Work out the number of lines containing "values". Give that number alone.

Records from a collection of figures:
☆ ☆ ☆ ☆ ☆ ☆ ☆

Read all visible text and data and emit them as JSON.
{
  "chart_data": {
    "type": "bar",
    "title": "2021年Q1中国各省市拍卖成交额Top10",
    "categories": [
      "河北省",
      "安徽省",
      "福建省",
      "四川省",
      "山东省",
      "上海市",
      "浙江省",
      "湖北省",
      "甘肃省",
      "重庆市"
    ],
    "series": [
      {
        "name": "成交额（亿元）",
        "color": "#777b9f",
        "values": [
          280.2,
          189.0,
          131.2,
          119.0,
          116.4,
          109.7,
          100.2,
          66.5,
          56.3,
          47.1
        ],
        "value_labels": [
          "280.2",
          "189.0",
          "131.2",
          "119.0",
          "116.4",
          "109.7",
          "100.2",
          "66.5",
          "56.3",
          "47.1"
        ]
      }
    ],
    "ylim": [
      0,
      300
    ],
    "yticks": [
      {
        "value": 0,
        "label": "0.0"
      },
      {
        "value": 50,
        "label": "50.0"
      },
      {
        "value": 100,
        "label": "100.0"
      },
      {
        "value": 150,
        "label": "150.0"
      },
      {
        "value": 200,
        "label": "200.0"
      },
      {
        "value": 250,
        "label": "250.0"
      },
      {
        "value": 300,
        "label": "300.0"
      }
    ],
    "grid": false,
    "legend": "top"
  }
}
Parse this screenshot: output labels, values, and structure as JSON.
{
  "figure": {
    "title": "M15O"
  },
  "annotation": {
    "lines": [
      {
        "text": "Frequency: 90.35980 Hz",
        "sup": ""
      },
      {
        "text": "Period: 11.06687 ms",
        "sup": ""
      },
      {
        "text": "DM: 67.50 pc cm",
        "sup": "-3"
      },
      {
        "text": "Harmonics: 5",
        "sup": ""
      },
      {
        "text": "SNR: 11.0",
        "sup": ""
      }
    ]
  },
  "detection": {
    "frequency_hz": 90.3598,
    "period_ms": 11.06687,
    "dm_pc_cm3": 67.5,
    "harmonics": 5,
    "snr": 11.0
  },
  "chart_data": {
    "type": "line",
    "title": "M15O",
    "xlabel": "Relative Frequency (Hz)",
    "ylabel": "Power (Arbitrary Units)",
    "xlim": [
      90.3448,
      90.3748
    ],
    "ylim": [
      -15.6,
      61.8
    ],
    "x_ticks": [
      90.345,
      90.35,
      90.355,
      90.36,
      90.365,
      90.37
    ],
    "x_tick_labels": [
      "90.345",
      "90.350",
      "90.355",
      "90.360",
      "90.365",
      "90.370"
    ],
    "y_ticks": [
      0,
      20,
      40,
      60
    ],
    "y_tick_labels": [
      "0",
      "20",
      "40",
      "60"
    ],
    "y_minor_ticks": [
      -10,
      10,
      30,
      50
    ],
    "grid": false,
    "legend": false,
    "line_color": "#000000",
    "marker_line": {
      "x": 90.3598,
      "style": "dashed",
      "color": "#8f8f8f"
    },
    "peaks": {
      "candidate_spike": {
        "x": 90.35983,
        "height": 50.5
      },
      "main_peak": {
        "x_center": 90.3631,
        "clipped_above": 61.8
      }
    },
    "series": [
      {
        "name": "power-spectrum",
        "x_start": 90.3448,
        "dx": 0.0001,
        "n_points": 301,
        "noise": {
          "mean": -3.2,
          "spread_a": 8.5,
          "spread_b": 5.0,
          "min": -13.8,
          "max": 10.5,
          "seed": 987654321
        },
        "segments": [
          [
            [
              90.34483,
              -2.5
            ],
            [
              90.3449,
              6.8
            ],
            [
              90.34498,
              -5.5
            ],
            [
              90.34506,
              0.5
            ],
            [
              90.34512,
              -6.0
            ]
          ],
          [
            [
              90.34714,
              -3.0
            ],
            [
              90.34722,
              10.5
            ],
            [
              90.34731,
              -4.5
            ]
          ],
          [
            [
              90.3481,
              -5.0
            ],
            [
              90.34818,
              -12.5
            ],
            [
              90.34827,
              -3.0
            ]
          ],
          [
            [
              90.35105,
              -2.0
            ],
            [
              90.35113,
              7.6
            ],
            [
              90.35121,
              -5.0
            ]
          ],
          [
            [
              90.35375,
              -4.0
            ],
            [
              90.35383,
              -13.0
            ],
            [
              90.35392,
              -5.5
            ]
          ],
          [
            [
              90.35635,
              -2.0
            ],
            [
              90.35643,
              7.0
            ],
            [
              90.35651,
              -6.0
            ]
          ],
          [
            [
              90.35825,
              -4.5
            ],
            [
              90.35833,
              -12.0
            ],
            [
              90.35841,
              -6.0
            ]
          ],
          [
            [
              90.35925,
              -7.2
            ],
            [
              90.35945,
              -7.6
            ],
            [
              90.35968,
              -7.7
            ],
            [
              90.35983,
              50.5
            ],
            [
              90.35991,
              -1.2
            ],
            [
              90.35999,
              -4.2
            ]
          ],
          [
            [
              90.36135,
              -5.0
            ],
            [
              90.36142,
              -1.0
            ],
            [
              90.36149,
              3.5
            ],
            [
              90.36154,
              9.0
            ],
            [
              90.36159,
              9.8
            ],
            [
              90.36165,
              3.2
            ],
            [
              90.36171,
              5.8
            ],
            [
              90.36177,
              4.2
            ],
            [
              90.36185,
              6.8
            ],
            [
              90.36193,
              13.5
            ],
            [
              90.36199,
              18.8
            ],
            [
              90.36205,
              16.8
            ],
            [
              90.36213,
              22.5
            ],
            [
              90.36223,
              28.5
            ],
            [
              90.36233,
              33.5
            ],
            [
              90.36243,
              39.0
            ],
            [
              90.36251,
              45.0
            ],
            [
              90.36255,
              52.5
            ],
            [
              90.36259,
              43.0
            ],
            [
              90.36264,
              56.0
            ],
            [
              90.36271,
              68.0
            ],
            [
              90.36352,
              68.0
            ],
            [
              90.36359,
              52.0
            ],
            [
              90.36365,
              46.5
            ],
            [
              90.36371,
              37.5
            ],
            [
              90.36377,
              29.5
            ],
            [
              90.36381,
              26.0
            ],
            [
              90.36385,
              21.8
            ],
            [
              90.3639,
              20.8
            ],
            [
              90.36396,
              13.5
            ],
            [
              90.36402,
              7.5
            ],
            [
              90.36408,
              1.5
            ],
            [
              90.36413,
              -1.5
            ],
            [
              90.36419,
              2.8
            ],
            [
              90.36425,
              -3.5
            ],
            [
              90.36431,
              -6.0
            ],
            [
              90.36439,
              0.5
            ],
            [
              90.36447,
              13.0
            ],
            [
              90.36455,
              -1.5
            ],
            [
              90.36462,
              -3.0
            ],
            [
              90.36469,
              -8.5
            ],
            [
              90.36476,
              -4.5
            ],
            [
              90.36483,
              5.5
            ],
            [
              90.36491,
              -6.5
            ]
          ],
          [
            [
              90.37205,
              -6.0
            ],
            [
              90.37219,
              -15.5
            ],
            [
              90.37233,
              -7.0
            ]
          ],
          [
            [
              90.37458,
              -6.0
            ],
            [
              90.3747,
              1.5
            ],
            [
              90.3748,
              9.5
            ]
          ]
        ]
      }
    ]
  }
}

☆ ☆ ☆ ☆ ☆ ☆ ☆

§ **Task response**
2